• [Problem details]
Please copy everything from the start of the material down to the line containing "- y-tick-label: 6,000: [306, 83, 327, 92]", including that line, reproducing each line character for character.

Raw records
——————————

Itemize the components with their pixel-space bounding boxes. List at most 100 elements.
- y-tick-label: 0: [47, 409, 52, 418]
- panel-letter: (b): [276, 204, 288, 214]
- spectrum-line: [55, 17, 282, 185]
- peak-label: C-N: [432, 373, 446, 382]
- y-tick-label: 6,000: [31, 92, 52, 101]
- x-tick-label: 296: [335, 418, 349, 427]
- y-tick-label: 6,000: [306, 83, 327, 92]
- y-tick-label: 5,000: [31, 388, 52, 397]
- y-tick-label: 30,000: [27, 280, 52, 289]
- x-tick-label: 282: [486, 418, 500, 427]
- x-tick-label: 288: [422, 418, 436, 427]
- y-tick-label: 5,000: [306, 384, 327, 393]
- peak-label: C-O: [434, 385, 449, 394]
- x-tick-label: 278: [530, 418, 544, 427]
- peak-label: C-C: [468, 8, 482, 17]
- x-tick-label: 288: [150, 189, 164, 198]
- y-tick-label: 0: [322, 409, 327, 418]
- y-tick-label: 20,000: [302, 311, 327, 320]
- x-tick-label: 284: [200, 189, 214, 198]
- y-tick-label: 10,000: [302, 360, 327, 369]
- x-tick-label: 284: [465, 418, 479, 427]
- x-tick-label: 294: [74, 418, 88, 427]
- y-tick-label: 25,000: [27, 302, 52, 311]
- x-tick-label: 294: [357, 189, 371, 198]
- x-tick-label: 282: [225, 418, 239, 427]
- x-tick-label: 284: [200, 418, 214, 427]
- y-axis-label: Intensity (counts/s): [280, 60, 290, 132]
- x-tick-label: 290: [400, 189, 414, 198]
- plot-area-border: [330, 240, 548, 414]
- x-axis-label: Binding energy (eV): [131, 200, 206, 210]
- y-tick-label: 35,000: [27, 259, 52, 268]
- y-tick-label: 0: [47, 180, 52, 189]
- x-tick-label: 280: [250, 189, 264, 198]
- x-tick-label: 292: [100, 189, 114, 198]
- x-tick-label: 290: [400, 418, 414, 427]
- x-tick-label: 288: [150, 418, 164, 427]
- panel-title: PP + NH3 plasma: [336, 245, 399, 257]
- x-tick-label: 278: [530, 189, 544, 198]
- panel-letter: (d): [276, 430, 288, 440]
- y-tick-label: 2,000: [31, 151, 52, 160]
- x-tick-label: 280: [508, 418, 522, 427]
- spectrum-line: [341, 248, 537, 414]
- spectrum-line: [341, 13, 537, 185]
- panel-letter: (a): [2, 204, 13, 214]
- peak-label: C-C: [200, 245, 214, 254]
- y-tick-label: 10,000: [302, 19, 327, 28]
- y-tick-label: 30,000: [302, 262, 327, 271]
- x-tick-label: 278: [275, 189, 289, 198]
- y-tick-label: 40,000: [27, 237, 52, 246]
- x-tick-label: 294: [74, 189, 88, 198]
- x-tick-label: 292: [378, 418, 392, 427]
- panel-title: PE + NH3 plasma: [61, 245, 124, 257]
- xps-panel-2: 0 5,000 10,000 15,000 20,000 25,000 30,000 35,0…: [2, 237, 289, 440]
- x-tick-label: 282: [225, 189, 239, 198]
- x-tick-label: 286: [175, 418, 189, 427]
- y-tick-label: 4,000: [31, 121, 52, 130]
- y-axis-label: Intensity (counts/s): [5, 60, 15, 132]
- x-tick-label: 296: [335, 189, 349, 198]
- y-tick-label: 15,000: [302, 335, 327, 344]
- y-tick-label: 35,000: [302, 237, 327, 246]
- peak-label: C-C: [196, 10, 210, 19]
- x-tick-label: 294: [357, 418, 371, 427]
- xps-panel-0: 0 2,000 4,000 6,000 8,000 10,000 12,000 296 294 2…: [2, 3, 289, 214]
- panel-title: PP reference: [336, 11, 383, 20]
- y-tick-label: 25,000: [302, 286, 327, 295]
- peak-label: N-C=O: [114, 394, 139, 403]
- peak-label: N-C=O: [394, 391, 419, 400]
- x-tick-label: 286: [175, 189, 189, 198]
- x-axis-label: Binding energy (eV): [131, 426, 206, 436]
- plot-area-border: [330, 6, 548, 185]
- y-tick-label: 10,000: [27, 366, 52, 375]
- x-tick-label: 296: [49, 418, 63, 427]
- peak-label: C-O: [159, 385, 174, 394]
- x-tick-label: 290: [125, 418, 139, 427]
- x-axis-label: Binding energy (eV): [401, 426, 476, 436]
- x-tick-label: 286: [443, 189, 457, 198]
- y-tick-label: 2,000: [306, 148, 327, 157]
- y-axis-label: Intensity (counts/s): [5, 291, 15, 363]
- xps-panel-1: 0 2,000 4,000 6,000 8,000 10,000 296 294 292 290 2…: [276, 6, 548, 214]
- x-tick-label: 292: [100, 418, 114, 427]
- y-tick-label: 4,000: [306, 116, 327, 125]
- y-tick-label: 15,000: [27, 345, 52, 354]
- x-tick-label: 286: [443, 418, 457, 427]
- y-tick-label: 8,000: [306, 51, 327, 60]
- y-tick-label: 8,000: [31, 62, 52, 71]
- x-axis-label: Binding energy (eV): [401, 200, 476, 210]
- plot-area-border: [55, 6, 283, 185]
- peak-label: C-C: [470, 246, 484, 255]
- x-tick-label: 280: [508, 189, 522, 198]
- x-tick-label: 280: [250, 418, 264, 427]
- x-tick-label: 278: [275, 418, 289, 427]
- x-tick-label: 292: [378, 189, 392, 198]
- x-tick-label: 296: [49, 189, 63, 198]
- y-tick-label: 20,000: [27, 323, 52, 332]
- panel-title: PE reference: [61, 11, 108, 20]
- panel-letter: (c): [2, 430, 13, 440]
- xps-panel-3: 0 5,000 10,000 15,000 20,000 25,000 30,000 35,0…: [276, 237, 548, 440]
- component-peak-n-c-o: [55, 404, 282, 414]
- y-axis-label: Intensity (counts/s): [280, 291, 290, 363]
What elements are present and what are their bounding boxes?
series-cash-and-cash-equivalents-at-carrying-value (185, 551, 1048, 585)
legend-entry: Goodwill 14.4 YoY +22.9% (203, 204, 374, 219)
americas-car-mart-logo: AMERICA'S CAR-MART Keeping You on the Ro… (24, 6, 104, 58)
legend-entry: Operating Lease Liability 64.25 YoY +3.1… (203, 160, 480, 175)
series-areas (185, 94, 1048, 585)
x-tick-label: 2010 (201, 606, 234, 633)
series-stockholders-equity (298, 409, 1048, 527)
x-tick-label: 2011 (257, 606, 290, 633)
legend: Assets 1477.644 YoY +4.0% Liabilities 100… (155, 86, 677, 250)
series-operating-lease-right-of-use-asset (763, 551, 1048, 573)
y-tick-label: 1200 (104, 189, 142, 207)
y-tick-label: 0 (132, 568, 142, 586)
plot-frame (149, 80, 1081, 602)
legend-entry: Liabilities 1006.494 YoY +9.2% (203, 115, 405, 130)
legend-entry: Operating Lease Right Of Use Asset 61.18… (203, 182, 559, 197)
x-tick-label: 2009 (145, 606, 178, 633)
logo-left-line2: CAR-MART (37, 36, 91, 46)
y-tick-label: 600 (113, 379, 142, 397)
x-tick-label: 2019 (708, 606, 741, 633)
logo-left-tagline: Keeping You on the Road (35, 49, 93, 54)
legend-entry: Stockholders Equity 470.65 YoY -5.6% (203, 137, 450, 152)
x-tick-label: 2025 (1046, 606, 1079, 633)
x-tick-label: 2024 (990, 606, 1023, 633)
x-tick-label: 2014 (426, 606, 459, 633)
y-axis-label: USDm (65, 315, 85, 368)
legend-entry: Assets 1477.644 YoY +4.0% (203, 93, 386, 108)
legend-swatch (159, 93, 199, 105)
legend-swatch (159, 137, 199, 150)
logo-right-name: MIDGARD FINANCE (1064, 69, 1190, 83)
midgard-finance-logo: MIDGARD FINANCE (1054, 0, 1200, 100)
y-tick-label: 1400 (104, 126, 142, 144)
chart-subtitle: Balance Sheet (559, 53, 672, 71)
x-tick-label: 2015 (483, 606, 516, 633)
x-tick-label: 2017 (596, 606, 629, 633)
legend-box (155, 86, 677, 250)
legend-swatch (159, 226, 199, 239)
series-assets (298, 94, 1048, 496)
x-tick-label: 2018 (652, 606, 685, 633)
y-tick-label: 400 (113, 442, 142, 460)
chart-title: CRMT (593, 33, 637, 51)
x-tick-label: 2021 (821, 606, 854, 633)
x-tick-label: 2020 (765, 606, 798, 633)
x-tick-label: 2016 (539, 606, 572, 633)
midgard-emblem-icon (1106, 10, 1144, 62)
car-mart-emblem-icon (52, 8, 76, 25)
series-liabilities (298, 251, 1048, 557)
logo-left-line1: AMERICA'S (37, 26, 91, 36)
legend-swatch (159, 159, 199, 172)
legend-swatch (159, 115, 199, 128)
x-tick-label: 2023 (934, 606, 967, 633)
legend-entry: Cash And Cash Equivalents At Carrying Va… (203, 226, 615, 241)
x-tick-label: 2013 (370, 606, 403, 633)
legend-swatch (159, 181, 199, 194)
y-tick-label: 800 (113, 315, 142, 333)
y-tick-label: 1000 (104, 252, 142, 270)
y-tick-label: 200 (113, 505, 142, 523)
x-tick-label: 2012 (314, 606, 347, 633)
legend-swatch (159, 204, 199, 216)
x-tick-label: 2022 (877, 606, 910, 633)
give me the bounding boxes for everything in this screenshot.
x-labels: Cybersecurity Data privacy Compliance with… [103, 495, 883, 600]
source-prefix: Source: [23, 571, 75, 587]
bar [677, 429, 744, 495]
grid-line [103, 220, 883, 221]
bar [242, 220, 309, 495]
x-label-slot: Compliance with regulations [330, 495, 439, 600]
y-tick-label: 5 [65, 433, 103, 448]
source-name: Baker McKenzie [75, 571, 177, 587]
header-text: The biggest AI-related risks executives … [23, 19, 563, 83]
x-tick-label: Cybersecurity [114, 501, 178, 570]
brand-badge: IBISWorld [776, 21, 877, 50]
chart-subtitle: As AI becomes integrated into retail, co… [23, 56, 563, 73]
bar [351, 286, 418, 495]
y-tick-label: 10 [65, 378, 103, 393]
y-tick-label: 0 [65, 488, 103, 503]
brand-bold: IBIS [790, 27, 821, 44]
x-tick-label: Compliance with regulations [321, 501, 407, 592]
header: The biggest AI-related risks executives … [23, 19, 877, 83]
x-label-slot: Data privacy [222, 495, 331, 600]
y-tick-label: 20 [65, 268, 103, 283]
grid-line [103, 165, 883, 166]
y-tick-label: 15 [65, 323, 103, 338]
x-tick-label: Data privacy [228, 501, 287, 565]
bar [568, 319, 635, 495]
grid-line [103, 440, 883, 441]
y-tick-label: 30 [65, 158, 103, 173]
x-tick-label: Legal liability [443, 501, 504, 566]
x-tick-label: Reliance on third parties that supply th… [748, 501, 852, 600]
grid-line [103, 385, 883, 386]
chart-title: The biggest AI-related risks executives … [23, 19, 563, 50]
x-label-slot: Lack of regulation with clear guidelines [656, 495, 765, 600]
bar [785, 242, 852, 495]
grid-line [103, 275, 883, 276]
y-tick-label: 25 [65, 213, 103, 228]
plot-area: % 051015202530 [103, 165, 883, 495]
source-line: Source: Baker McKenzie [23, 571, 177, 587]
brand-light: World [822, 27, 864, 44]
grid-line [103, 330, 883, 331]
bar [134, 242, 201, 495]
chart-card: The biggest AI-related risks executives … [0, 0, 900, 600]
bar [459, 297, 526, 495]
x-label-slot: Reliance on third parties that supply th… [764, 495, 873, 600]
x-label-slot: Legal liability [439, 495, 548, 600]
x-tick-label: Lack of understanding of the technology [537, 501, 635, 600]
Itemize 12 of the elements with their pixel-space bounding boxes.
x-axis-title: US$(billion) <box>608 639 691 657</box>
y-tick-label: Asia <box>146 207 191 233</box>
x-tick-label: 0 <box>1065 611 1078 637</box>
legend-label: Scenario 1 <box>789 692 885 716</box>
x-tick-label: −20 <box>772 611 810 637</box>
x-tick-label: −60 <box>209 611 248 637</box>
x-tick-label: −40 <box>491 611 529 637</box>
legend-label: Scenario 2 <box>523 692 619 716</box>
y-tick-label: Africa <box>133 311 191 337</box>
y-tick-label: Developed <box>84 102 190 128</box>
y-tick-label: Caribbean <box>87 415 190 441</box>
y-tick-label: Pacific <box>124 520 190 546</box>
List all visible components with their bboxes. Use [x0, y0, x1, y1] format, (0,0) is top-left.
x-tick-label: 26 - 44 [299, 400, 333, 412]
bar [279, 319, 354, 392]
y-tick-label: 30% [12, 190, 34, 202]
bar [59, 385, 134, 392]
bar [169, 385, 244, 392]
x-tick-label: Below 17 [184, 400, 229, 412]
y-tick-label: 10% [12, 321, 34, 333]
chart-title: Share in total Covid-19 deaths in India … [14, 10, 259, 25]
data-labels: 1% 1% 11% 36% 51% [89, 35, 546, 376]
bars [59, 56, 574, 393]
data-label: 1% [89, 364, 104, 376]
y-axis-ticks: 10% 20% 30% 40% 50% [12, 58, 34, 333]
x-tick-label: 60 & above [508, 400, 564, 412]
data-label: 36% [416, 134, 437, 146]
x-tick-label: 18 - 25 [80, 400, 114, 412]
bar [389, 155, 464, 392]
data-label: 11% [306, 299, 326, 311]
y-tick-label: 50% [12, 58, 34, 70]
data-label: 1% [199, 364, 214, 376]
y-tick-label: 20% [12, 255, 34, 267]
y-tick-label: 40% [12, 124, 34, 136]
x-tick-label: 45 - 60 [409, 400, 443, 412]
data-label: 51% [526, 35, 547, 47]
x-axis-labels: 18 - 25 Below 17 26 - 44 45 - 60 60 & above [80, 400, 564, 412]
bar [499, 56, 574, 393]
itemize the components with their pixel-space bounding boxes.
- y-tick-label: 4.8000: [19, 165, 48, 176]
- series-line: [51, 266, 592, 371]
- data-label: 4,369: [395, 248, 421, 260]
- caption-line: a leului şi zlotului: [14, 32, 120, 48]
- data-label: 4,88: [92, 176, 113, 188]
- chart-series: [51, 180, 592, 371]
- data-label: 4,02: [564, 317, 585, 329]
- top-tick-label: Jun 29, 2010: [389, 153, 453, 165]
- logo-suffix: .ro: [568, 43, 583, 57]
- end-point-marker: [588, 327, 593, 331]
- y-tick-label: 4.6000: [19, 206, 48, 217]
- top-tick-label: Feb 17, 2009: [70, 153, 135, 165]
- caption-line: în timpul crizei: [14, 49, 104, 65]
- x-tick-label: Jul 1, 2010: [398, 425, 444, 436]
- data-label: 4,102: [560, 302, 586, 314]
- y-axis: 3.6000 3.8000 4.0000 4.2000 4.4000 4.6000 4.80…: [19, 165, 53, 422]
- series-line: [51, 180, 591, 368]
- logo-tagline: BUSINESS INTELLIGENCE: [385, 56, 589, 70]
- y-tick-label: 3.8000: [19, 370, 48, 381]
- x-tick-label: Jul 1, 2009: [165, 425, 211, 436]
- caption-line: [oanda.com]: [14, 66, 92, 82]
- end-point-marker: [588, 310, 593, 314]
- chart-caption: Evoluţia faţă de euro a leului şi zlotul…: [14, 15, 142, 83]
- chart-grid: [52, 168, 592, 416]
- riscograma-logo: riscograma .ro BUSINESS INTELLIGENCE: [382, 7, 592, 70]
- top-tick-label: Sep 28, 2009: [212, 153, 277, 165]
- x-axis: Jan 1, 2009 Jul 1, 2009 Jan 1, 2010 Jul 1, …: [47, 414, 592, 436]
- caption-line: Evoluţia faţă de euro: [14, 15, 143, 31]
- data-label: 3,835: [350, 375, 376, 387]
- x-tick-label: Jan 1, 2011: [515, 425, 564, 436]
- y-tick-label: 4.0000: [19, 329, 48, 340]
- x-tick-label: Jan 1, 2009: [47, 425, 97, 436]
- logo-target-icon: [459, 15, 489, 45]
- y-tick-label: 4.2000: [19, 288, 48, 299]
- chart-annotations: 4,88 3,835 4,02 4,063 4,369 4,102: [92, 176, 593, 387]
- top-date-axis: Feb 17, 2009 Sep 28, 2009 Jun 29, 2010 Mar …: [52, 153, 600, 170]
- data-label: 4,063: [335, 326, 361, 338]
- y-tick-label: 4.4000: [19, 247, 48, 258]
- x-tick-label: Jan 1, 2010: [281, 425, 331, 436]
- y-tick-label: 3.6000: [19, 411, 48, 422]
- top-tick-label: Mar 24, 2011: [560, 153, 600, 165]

——————————

• [Answer below]
Itemize the components with their pixel-space bounding boxes. List at most 100 elements.
- y-tick-label: 0: [47, 409, 52, 418]
- panel-letter: (b): [276, 204, 288, 214]
- spectrum-line: [55, 17, 282, 185]
- peak-label: C-N: [432, 373, 446, 382]
- y-tick-label: 6,000: [31, 92, 52, 101]
- x-tick-label: 296: [335, 418, 349, 427]
- y-tick-label: 6,000: [306, 83, 327, 92]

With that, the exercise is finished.